§ DATA RECORDS
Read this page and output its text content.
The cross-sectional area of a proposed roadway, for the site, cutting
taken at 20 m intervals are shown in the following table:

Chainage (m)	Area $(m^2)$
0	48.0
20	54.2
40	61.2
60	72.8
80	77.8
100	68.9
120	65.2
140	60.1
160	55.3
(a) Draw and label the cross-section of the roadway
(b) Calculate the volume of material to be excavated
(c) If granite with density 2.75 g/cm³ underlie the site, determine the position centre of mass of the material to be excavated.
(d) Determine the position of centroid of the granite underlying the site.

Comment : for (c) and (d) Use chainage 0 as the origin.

§ AIM
Using the listing above, show every line that includes the string "site".

§ THE REPLY
The cross-sectional area of a proposed roadway, for the site, cutting
(c) If granite with density 2.75 g/cm³ underlie the site, determine the position centre of mass of the material to be excavated.
(d) Determine the position of centroid of the granite underlying the site.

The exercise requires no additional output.